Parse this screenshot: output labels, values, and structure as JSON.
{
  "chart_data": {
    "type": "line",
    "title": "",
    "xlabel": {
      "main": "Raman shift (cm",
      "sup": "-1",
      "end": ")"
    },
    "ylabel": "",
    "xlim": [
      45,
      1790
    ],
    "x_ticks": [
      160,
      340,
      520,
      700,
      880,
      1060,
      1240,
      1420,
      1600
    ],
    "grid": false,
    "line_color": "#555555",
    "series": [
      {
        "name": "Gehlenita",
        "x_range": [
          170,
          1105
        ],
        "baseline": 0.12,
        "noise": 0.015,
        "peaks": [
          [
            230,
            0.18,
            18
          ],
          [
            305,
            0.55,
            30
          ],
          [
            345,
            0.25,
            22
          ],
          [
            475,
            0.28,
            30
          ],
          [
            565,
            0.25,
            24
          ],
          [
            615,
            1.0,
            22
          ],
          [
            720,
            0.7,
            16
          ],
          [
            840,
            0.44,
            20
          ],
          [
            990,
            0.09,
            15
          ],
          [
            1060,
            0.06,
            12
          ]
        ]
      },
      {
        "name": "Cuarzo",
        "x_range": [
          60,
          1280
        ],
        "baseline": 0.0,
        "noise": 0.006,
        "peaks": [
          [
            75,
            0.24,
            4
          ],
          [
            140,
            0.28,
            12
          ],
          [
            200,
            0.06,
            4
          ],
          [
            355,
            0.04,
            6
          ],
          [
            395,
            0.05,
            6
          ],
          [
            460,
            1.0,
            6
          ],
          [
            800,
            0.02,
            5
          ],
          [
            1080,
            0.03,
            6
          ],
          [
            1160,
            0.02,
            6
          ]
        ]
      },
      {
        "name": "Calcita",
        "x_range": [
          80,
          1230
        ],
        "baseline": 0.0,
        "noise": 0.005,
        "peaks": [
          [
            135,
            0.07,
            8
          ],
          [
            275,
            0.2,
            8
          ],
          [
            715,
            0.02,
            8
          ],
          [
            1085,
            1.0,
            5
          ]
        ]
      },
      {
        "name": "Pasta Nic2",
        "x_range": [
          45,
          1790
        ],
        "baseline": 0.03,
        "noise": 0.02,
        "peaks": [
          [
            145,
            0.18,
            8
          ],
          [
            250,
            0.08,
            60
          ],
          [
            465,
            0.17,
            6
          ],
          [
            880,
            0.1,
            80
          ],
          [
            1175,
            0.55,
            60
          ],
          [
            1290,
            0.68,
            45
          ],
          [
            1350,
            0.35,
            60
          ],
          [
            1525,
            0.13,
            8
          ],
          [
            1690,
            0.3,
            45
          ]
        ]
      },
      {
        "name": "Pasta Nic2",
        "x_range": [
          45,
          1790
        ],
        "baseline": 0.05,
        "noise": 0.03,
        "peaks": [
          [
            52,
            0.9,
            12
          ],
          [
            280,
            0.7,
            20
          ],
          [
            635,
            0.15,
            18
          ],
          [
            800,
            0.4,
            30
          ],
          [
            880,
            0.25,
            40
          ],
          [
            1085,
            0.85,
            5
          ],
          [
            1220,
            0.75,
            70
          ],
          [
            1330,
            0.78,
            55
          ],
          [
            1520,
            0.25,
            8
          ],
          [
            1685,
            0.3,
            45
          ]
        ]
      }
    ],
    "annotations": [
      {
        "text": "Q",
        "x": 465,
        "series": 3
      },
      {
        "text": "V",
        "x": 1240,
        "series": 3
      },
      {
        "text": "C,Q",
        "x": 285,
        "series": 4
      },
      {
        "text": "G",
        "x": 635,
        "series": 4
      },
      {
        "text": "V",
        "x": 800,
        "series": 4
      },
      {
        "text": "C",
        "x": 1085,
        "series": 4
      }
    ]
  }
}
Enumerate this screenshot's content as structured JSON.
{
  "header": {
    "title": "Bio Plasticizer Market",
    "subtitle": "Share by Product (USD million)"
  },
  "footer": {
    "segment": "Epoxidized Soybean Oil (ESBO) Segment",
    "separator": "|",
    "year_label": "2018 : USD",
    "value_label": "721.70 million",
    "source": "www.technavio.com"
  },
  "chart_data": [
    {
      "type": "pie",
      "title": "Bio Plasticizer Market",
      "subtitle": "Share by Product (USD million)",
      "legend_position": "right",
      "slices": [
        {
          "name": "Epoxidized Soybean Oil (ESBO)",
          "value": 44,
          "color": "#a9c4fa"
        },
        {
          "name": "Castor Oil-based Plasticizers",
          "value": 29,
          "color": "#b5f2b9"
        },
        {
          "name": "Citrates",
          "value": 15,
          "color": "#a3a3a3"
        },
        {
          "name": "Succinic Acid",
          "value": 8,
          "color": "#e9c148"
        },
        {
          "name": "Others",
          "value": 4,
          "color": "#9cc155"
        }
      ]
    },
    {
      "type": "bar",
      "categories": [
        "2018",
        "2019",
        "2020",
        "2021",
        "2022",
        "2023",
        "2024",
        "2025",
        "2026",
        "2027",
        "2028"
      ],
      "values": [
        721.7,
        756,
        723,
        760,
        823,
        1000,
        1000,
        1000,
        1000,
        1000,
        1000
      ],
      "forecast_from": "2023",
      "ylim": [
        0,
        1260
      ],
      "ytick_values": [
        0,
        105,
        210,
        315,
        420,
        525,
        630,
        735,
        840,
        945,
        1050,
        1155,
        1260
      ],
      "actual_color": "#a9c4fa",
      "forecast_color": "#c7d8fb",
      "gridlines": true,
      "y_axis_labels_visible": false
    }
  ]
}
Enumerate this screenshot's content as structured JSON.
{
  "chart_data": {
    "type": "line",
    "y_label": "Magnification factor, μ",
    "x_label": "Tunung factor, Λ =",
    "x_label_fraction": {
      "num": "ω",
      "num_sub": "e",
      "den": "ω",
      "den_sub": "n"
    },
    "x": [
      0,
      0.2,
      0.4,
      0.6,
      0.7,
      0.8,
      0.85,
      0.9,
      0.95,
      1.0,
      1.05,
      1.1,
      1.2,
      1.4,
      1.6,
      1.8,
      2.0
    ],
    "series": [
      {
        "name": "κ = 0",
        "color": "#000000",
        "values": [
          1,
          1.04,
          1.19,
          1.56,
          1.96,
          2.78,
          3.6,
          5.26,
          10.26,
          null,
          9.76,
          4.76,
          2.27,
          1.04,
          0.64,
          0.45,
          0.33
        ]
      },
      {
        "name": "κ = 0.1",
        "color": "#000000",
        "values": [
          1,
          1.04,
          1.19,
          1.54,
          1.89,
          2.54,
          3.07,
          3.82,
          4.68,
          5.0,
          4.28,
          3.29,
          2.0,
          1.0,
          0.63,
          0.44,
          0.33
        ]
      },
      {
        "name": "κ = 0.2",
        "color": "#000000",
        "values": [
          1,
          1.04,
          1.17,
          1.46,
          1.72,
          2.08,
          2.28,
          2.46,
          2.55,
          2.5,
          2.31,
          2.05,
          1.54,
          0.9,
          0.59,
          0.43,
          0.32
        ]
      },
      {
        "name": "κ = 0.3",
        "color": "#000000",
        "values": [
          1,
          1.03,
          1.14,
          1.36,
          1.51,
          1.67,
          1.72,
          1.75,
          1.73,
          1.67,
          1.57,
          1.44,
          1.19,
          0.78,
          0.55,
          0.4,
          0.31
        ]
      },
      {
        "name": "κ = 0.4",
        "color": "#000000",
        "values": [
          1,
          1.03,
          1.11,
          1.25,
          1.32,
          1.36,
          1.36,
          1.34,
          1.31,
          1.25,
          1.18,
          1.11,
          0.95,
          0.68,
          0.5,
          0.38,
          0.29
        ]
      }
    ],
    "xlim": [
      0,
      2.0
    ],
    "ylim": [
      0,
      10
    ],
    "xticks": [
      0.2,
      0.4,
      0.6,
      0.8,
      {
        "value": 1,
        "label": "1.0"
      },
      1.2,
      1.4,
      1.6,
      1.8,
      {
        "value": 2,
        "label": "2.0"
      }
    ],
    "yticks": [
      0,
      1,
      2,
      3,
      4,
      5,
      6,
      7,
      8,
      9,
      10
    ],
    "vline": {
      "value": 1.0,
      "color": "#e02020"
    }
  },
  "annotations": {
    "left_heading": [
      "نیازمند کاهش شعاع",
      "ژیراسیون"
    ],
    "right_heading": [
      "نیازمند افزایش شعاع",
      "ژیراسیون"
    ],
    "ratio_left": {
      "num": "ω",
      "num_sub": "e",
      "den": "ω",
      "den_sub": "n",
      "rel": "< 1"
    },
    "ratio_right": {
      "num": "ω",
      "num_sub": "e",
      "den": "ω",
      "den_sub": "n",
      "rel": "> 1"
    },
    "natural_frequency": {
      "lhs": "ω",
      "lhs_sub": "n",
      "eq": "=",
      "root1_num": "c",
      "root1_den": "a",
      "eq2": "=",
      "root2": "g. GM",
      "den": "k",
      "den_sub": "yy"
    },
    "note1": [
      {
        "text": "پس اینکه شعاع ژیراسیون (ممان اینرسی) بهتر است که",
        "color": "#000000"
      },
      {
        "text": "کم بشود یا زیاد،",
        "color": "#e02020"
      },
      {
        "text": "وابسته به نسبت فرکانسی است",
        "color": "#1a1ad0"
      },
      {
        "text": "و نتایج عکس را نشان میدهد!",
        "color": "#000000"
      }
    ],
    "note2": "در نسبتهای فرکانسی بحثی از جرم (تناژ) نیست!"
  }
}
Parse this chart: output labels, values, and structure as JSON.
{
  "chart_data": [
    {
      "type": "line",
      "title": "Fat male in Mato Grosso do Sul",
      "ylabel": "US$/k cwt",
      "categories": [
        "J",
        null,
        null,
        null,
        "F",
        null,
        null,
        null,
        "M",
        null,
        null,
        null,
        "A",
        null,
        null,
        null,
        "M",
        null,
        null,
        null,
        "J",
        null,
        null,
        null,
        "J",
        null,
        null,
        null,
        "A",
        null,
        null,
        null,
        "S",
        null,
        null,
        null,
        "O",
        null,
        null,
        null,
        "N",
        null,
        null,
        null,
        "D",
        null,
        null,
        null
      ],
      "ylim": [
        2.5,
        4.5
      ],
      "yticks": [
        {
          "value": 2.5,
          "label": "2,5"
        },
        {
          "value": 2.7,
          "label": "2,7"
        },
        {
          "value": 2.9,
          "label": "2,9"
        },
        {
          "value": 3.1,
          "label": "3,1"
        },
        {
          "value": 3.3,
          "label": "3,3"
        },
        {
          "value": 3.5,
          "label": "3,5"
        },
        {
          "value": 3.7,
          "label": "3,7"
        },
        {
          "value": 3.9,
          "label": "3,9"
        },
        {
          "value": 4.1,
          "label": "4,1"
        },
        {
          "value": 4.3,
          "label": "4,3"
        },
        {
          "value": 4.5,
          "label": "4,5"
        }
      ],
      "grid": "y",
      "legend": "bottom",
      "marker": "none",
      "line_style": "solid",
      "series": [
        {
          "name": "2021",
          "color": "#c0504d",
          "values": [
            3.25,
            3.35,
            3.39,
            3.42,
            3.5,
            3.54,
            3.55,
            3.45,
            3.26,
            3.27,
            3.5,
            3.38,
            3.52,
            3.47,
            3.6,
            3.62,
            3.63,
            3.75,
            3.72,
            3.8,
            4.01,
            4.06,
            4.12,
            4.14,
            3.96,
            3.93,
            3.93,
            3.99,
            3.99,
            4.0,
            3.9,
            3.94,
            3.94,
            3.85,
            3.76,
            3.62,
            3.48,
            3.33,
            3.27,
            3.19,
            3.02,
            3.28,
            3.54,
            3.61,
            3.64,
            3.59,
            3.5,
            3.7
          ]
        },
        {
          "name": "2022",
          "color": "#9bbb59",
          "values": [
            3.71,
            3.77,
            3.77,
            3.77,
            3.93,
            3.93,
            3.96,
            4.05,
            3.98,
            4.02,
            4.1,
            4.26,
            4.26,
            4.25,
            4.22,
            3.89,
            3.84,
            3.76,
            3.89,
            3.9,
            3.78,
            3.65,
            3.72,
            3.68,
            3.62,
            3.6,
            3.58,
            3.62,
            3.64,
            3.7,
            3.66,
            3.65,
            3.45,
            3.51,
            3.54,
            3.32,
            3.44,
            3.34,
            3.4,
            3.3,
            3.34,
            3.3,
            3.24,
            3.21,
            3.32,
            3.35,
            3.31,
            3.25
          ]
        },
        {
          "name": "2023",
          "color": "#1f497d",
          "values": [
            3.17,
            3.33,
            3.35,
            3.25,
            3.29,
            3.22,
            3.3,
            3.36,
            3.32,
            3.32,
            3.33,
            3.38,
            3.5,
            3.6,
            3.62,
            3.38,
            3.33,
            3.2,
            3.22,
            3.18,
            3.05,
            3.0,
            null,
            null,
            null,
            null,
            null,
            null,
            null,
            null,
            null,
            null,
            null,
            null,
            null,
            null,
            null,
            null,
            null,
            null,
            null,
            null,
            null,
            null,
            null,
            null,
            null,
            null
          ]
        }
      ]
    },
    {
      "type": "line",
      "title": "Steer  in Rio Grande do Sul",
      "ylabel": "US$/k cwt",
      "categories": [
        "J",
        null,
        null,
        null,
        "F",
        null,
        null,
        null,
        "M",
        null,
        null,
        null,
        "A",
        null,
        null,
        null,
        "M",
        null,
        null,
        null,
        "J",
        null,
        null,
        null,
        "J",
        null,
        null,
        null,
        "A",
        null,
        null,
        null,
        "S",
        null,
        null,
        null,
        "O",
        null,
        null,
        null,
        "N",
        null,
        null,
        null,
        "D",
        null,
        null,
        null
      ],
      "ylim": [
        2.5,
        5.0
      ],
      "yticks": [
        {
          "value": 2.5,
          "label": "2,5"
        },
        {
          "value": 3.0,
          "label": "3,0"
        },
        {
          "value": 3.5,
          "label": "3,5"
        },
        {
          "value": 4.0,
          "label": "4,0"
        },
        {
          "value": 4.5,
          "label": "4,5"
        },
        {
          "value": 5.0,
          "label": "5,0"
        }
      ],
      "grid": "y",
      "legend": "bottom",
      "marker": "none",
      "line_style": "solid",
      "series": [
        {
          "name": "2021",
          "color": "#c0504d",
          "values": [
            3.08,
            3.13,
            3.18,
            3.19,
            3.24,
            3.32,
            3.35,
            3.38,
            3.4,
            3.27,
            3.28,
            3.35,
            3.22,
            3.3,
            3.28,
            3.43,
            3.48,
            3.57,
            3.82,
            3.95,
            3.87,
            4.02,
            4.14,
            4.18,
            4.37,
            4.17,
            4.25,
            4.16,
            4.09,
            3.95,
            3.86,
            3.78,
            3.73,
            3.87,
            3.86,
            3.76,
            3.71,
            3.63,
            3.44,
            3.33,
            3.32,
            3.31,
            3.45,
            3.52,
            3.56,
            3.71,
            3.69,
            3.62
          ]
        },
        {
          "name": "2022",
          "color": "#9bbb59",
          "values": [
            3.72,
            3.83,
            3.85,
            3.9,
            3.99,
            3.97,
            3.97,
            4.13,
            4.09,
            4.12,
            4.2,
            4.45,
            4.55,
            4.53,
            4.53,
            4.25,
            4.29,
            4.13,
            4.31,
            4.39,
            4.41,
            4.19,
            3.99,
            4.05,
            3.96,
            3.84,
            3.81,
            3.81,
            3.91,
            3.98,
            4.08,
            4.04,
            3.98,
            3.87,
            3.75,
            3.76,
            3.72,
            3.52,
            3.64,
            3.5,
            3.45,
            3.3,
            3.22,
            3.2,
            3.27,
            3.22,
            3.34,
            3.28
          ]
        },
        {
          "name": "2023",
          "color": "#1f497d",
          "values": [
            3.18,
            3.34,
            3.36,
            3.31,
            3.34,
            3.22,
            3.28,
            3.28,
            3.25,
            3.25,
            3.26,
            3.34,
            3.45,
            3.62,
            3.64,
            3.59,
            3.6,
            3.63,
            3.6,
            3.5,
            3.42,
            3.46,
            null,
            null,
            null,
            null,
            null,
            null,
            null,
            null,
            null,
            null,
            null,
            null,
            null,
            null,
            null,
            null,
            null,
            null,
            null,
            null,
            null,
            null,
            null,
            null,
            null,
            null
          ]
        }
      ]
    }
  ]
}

**REQUIREMENTS**
List all lines where "output" occurs.

**SOLUTION FOR THIS TASK**
Parse this screenshot: output labels, values, and structure as JSON.
Parse this chart: output labels, values, and structure as JSON.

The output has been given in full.